(Dataset excerpts)
......

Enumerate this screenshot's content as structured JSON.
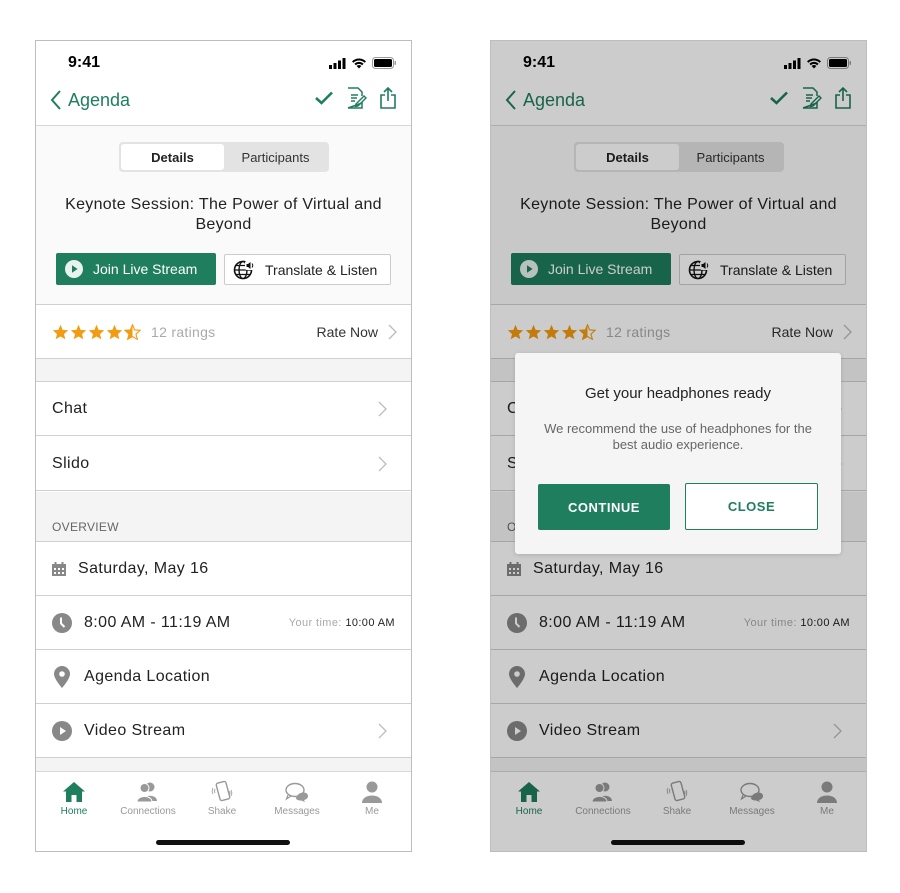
{
  "colors": {
    "accent": "#1e7e5e",
    "star": "#f39c12",
    "overlay": "rgba(0,0,0,0.2)"
  },
  "status_bar": {
    "time": "9:41"
  },
  "nav": {
    "back_label": "Agenda",
    "icons": [
      "check-icon",
      "notes-icon",
      "share-icon"
    ]
  },
  "segmented": {
    "tabs": [
      {
        "label": "Details",
        "active": true
      },
      {
        "label": "Participants",
        "active": false
      }
    ]
  },
  "session": {
    "title": "Keynote Session: The Power of Virtual and Beyond",
    "join_label": "Join Live Stream",
    "translate_label": "Translate & Listen"
  },
  "rating": {
    "value": 4.5,
    "max": 5,
    "count_label": "12 ratings",
    "rate_now_label": "Rate Now"
  },
  "links": [
    {
      "label": "Chat"
    },
    {
      "label": "Slido"
    }
  ],
  "overview": {
    "header": "OVERVIEW",
    "date": "Saturday, May 16",
    "time_range": "8:00 AM - 11:19 AM",
    "your_time_label": "Your time:",
    "your_time_value": "10:00 AM",
    "location": "Agenda Location",
    "video": "Video Stream"
  },
  "tabbar": {
    "items": [
      {
        "label": "Home",
        "icon": "home-icon",
        "active": true
      },
      {
        "label": "Connections",
        "icon": "connections-icon",
        "active": false
      },
      {
        "label": "Shake",
        "icon": "shake-icon",
        "active": false
      },
      {
        "label": "Messages",
        "icon": "messages-icon",
        "active": false
      },
      {
        "label": "Me",
        "icon": "profile-icon",
        "active": false
      }
    ]
  },
  "dialog": {
    "title": "Get your headphones ready",
    "body": "We recommend the use of headphones for the best audio experience.",
    "continue_label": "CONTINUE",
    "close_label": "CLOSE"
  }
}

......

● WHAT YOU NEED TO DO: Transcribe all entries above exactly. Drop the pictures.

● EXERCISE OUTPUT:
Enumerate this screenshot's content as structured JSON.
{
  "colors": {
    "accent": "#1e7e5e",
    "star": "#f39c12",
    "overlay": "rgba(0,0,0,0.2)"
  },
  "status_bar": {
    "time": "9:41"
  },
  "nav": {
    "back_label": "Agenda",
    "icons": [
      "check-icon",
      "notes-icon",
      "share-icon"
    ]
  },
  "segmented": {
    "tabs": [
      {
        "label": "Details",
        "active": true
      },
      {
        "label": "Participants",
        "active": false
      }
    ]
  },
  "session": {
    "title": "Keynote Session: The Power of Virtual and Beyond",
    "join_label": "Join Live Stream",
    "translate_label": "Translate & Listen"
  },
  "rating": {
    "value": 4.5,
    "max": 5,
    "count_label": "12 ratings",
    "rate_now_label": "Rate Now"
  },
  "links": [
    {
      "label": "Chat"
    },
    {
      "label": "Slido"
    }
  ],
  "overview": {
    "header": "OVERVIEW",
    "date": "Saturday, May 16",
    "time_range": "8:00 AM - 11:19 AM",
    "your_time_label": "Your time:",
    "your_time_value": "10:00 AM",
    "location": "Agenda Location",
    "video": "Video Stream"
  },
  "tabbar": {
    "items": [
      {
        "label": "Home",
        "icon": "home-icon",
        "active": true
      },
      {
        "label": "Connections",
        "icon": "connections-icon",
        "active": false
      },
      {
        "label": "Shake",
        "icon": "shake-icon",
        "active": false
      },
      {
        "label": "Messages",
        "icon": "messages-icon",
        "active": false
      },
      {
        "label": "Me",
        "icon": "profile-icon",
        "active": false
      }
    ]
  },
  "dialog": {
    "title": "Get your headphones ready",
    "body": "We recommend the use of headphones for the best audio experience.",
    "continue_label": "CONTINUE",
    "close_label": "CLOSE"
  }
}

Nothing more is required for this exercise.